* **What to work on**
Your task is to repeat all of the data exactly while excluding the pictures.

* **Data for this task**
────────────────────────────────────────

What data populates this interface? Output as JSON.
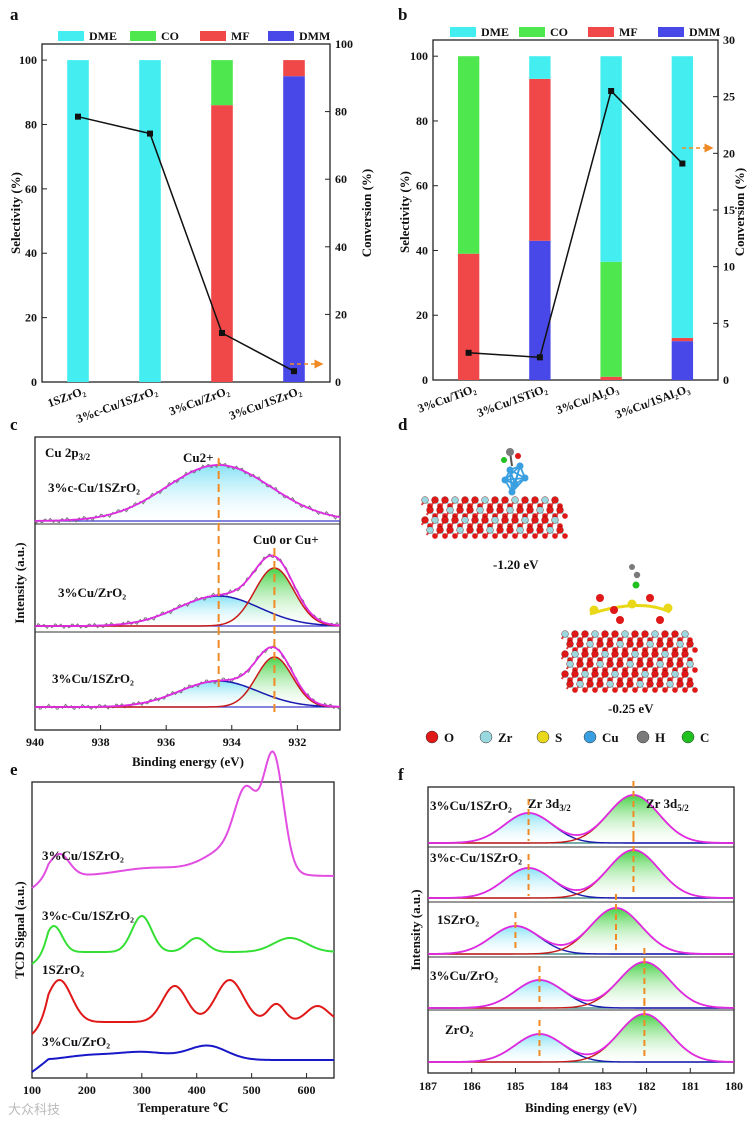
{
  "panels": {
    "a": "a",
    "b": "b",
    "c": "c",
    "d": "d",
    "e": "e",
    "f": "f"
  },
  "colors": {
    "DME": "#44eef0",
    "CO": "#4ee84e",
    "MF": "#f04848",
    "DMM": "#4848e8",
    "line": "#111111",
    "arrow": "#f08a24"
  },
  "chart_data": [
    {
      "id": "a",
      "type": "bar",
      "legend": [
        "DME",
        "CO",
        "MF",
        "DMM"
      ],
      "categories": [
        "1SZrO2",
        "3%c-Cu/1SZrO2",
        "3%Cu/ZrO2",
        "3%Cu/1SZrO2"
      ],
      "category_labels": [
        "1SZrO₂",
        "3%c-Cu/1SZrO₂",
        "3%Cu/ZrO₂",
        "3%Cu/1SZrO₂"
      ],
      "series": [
        {
          "name": "DME",
          "values": [
            100,
            100,
            0,
            0
          ]
        },
        {
          "name": "CO",
          "values": [
            0,
            0,
            14,
            0
          ]
        },
        {
          "name": "MF",
          "values": [
            0,
            0,
            86,
            5
          ]
        },
        {
          "name": "DMM",
          "values": [
            0,
            0,
            0,
            95
          ]
        }
      ],
      "conversion": [
        78.5,
        73.5,
        14.5,
        3.2
      ],
      "ylabel": "Selectivity (%)",
      "y2label": "Conversion (%)",
      "ylim": [
        0,
        105
      ],
      "y2lim": [
        0,
        100
      ],
      "yticks": [
        0,
        20,
        40,
        60,
        80,
        100
      ],
      "y2ticks": [
        0,
        20,
        40,
        60,
        80,
        100
      ]
    },
    {
      "id": "b",
      "type": "bar",
      "legend": [
        "DME",
        "CO",
        "MF",
        "DMM"
      ],
      "categories": [
        "3%Cu/TiO2",
        "3%Cu/1STiO2",
        "3%Cu/Al2O3",
        "3%Cu/1SAl2O3"
      ],
      "category_labels": [
        "3%Cu/TiO₂",
        "3%Cu/1STiO₂",
        "3%Cu/Al₂O₃",
        "3%Cu/1SAl₂O₃"
      ],
      "series": [
        {
          "name": "DMM",
          "values": [
            0,
            43,
            0,
            12
          ]
        },
        {
          "name": "MF",
          "values": [
            39,
            50,
            1,
            1
          ]
        },
        {
          "name": "CO",
          "values": [
            61,
            0,
            35.5,
            0
          ]
        },
        {
          "name": "DME",
          "values": [
            0,
            7,
            63.5,
            87
          ]
        }
      ],
      "conversion": [
        2.4,
        2.0,
        25.5,
        19.1
      ],
      "ylabel": "Selectivity (%)",
      "y2label": "Conversion (%)",
      "ylim": [
        0,
        105
      ],
      "y2lim": [
        0,
        30
      ],
      "yticks": [
        0,
        20,
        40,
        60,
        80,
        100
      ],
      "y2ticks": [
        0,
        5,
        10,
        15,
        20,
        25,
        30
      ]
    },
    {
      "id": "c",
      "type": "line",
      "title": "Cu 2p3/2",
      "title_main": "Cu 2p",
      "title_sub": "3/2",
      "xlabel": "Binding energy (eV)",
      "ylabel": "Intensity (a.u.)",
      "xlim": [
        940,
        930.7
      ],
      "xticks": [
        940,
        938,
        936,
        934,
        932
      ],
      "peaks": {
        "Cu2plus": 934.4,
        "Cu0": 932.7
      },
      "peak_label_1": "Cu2+",
      "peak_label_2": "Cu0 or Cu+",
      "spectra": [
        "3%c-Cu/1SZrO2",
        "3%Cu/ZrO2",
        "3%Cu/1SZrO2"
      ],
      "spectra_labels": [
        "3%c-Cu/1SZrO₂",
        "3%Cu/ZrO₂",
        "3%Cu/1SZrO₂"
      ]
    },
    {
      "id": "e",
      "type": "line",
      "xlabel": "Temperature ℃",
      "ylabel": "TCD Signal (a.u.)",
      "xlim": [
        100,
        650
      ],
      "xticks": [
        100,
        200,
        300,
        400,
        500,
        600
      ],
      "series": [
        {
          "name": "3%Cu/1SZrO2",
          "label": "3%Cu/1SZrO₂",
          "color": "#e24de2"
        },
        {
          "name": "3%c-Cu/1SZrO2",
          "label": "3%c-Cu/1SZrO₂",
          "color": "#35e035"
        },
        {
          "name": "1SZrO2",
          "label": "1SZrO₂",
          "color": "#e01818"
        },
        {
          "name": "3%Cu/ZrO2",
          "label": "3%Cu/ZrO₂",
          "color": "#1818c8"
        }
      ]
    },
    {
      "id": "f",
      "type": "line",
      "xlabel": "Binding energy (eV)",
      "ylabel": "Intensity (a.u.)",
      "xlim": [
        187,
        180
      ],
      "xticks": [
        187,
        186,
        185,
        184,
        183,
        182,
        181,
        180
      ],
      "label_3d32_main": "Zr 3d",
      "label_3d32_sub": "3/2",
      "label_3d52_main": "Zr 3d",
      "label_3d52_sub": "5/2",
      "spectra": [
        "3%Cu/1SZrO2",
        "3%c-Cu/1SZrO2",
        "1SZrO2",
        "3%Cu/ZrO2",
        "ZrO2"
      ],
      "spectra_labels": [
        "3%Cu/1SZrO₂",
        "3%c-Cu/1SZrO₂",
        "1SZrO₂",
        "3%Cu/ZrO₂",
        "ZrO₂"
      ],
      "peak_positions": [
        [
          184.7,
          182.3
        ],
        [
          184.7,
          182.3
        ],
        [
          185.0,
          182.7
        ],
        [
          184.45,
          182.05
        ],
        [
          184.45,
          182.05
        ]
      ]
    }
  ],
  "structure": {
    "energy_1": "-1.20 eV",
    "energy_2": "-0.25 eV",
    "legend": [
      {
        "label": "O",
        "color": "#e01818"
      },
      {
        "label": "Zr",
        "color": "#9ad8e0"
      },
      {
        "label": "S",
        "color": "#e8d818"
      },
      {
        "label": "Cu",
        "color": "#3a9fe0"
      },
      {
        "label": "H",
        "color": "#7a7a7a"
      },
      {
        "label": "C",
        "color": "#20c020"
      }
    ]
  },
  "watermark": "大众科技"
}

────────────────────────────────────────

* **Full output**
What data populates this interface? Output as JSON.
{
  "panels": {
    "a": "a",
    "b": "b",
    "c": "c",
    "d": "d",
    "e": "e",
    "f": "f"
  },
  "colors": {
    "DME": "#44eef0",
    "CO": "#4ee84e",
    "MF": "#f04848",
    "DMM": "#4848e8",
    "line": "#111111",
    "arrow": "#f08a24"
  },
  "chart_data": [
    {
      "id": "a",
      "type": "bar",
      "legend": [
        "DME",
        "CO",
        "MF",
        "DMM"
      ],
      "categories": [
        "1SZrO2",
        "3%c-Cu/1SZrO2",
        "3%Cu/ZrO2",
        "3%Cu/1SZrO2"
      ],
      "category_labels": [
        "1SZrO₂",
        "3%c-Cu/1SZrO₂",
        "3%Cu/ZrO₂",
        "3%Cu/1SZrO₂"
      ],
      "series": [
        {
          "name": "DME",
          "values": [
            100,
            100,
            0,
            0
          ]
        },
        {
          "name": "CO",
          "values": [
            0,
            0,
            14,
            0
          ]
        },
        {
          "name": "MF",
          "values": [
            0,
            0,
            86,
            5
          ]
        },
        {
          "name": "DMM",
          "values": [
            0,
            0,
            0,
            95
          ]
        }
      ],
      "conversion": [
        78.5,
        73.5,
        14.5,
        3.2
      ],
      "ylabel": "Selectivity (%)",
      "y2label": "Conversion (%)",
      "ylim": [
        0,
        105
      ],
      "y2lim": [
        0,
        100
      ],
      "yticks": [
        0,
        20,
        40,
        60,
        80,
        100
      ],
      "y2ticks": [
        0,
        20,
        40,
        60,
        80,
        100
      ]
    },
    {
      "id": "b",
      "type": "bar",
      "legend": [
        "DME",
        "CO",
        "MF",
        "DMM"
      ],
      "categories": [
        "3%Cu/TiO2",
        "3%Cu/1STiO2",
        "3%Cu/Al2O3",
        "3%Cu/1SAl2O3"
      ],
      "category_labels": [
        "3%Cu/TiO₂",
        "3%Cu/1STiO₂",
        "3%Cu/Al₂O₃",
        "3%Cu/1SAl₂O₃"
      ],
      "series": [
        {
          "name": "DMM",
          "values": [
            0,
            43,
            0,
            12
          ]
        },
        {
          "name": "MF",
          "values": [
            39,
            50,
            1,
            1
          ]
        },
        {
          "name": "CO",
          "values": [
            61,
            0,
            35.5,
            0
          ]
        },
        {
          "name": "DME",
          "values": [
            0,
            7,
            63.5,
            87
          ]
        }
      ],
      "conversion": [
        2.4,
        2.0,
        25.5,
        19.1
      ],
      "ylabel": "Selectivity (%)",
      "y2label": "Conversion (%)",
      "ylim": [
        0,
        105
      ],
      "y2lim": [
        0,
        30
      ],
      "yticks": [
        0,
        20,
        40,
        60,
        80,
        100
      ],
      "y2ticks": [
        0,
        5,
        10,
        15,
        20,
        25,
        30
      ]
    },
    {
      "id": "c",
      "type": "line",
      "title": "Cu 2p3/2",
      "title_main": "Cu 2p",
      "title_sub": "3/2",
      "xlabel": "Binding energy (eV)",
      "ylabel": "Intensity (a.u.)",
      "xlim": [
        940,
        930.7
      ],
      "xticks": [
        940,
        938,
        936,
        934,
        932
      ],
      "peaks": {
        "Cu2plus": 934.4,
        "Cu0": 932.7
      },
      "peak_label_1": "Cu2+",
      "peak_label_2": "Cu0 or Cu+",
      "spectra": [
        "3%c-Cu/1SZrO2",
        "3%Cu/ZrO2",
        "3%Cu/1SZrO2"
      ],
      "spectra_labels": [
        "3%c-Cu/1SZrO₂",
        "3%Cu/ZrO₂",
        "3%Cu/1SZrO₂"
      ]
    },
    {
      "id": "e",
      "type": "line",
      "xlabel": "Temperature ℃",
      "ylabel": "TCD Signal (a.u.)",
      "xlim": [
        100,
        650
      ],
      "xticks": [
        100,
        200,
        300,
        400,
        500,
        600
      ],
      "series": [
        {
          "name": "3%Cu/1SZrO2",
          "label": "3%Cu/1SZrO₂",
          "color": "#e24de2"
        },
        {
          "name": "3%c-Cu/1SZrO2",
          "label": "3%c-Cu/1SZrO₂",
          "color": "#35e035"
        },
        {
          "name": "1SZrO2",
          "label": "1SZrO₂",
          "color": "#e01818"
        },
        {
          "name": "3%Cu/ZrO2",
          "label": "3%Cu/ZrO₂",
          "color": "#1818c8"
        }
      ]
    },
    {
      "id": "f",
      "type": "line",
      "xlabel": "Binding energy (eV)",
      "ylabel": "Intensity (a.u.)",
      "xlim": [
        187,
        180
      ],
      "xticks": [
        187,
        186,
        185,
        184,
        183,
        182,
        181,
        180
      ],
      "label_3d32_main": "Zr 3d",
      "label_3d32_sub": "3/2",
      "label_3d52_main": "Zr 3d",
      "label_3d52_sub": "5/2",
      "spectra": [
        "3%Cu/1SZrO2",
        "3%c-Cu/1SZrO2",
        "1SZrO2",
        "3%Cu/ZrO2",
        "ZrO2"
      ],
      "spectra_labels": [
        "3%Cu/1SZrO₂",
        "3%c-Cu/1SZrO₂",
        "1SZrO₂",
        "3%Cu/ZrO₂",
        "ZrO₂"
      ],
      "peak_positions": [
        [
          184.7,
          182.3
        ],
        [
          184.7,
          182.3
        ],
        [
          185.0,
          182.7
        ],
        [
          184.45,
          182.05
        ],
        [
          184.45,
          182.05
        ]
      ]
    }
  ],
  "structure": {
    "energy_1": "-1.20 eV",
    "energy_2": "-0.25 eV",
    "legend": [
      {
        "label": "O",
        "color": "#e01818"
      },
      {
        "label": "Zr",
        "color": "#9ad8e0"
      },
      {
        "label": "S",
        "color": "#e8d818"
      },
      {
        "label": "Cu",
        "color": "#3a9fe0"
      },
      {
        "label": "H",
        "color": "#7a7a7a"
      },
      {
        "label": "C",
        "color": "#20c020"
      }
    ]
  },
  "watermark": "大众科技"
}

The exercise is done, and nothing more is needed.